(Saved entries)
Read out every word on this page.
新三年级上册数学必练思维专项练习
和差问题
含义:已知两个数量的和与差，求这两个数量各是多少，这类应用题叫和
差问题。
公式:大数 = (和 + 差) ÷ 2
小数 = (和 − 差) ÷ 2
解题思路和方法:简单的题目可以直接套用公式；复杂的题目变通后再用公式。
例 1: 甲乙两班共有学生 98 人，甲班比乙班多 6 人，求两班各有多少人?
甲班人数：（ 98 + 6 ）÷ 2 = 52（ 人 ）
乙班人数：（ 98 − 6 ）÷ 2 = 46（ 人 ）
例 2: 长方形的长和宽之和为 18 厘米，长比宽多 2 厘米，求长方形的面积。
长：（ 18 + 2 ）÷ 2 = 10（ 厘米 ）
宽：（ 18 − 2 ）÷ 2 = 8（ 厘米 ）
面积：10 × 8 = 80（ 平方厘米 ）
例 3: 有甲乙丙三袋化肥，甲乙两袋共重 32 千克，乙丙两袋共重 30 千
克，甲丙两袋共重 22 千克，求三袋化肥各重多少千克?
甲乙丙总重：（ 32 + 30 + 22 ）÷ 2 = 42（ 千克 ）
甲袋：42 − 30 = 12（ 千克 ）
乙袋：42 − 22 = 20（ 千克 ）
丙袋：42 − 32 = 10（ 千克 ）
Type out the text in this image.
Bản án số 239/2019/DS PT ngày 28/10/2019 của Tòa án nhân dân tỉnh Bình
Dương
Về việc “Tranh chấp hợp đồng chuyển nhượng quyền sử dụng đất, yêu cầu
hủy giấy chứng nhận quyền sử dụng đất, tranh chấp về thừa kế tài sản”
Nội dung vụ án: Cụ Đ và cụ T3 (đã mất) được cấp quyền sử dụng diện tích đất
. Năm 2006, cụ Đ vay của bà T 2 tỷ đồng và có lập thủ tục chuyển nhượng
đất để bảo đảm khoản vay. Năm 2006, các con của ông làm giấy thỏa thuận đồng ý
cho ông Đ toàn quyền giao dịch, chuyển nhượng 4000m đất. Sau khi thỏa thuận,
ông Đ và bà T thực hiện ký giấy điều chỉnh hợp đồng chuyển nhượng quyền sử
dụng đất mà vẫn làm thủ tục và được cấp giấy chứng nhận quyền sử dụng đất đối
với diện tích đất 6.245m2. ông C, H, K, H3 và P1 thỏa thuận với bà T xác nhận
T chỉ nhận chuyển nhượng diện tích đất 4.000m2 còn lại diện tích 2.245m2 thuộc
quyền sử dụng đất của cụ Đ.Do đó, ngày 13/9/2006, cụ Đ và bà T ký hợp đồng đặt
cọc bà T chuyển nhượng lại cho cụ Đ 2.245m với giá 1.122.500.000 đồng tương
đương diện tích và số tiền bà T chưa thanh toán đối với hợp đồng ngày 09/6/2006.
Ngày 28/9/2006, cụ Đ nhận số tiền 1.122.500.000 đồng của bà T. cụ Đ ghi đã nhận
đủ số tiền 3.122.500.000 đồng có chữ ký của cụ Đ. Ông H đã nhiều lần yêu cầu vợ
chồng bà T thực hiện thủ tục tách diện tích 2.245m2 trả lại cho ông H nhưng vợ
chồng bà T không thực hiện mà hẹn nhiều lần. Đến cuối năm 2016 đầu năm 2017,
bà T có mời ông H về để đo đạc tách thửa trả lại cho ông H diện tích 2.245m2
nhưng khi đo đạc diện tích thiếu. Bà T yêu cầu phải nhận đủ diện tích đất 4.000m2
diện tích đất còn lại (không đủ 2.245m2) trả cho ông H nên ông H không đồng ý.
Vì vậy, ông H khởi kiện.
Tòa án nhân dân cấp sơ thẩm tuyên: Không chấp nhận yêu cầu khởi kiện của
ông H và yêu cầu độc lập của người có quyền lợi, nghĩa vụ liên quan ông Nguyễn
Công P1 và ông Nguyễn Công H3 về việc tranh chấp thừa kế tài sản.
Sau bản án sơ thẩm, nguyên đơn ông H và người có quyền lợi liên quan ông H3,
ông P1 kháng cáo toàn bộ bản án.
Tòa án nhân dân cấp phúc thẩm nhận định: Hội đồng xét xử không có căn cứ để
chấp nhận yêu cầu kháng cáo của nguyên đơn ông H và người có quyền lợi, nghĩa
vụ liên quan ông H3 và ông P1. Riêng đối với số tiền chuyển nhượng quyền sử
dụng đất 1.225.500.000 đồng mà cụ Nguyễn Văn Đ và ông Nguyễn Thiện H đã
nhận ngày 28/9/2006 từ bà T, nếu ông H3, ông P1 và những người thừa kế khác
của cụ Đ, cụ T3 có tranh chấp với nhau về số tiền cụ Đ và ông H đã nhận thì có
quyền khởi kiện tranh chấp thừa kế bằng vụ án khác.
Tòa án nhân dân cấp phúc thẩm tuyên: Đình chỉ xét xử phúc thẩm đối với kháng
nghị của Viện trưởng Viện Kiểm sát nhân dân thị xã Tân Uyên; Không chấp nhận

### Goal of the exercise
Pull out every line of the records that includes the string "thuận".

### Result of the exercise
đất để bảo đảm khoản vay. Năm 2006, các con của ông làm giấy thỏa thuận đồng ý
cho ông Đ toàn quyền giao dịch, chuyển nhượng 4000m đất. Sau khi thỏa thuận,
với diện tích đất 6.245m2. ông C, H, K, H3 và P1 thỏa thuận với bà T xác nhận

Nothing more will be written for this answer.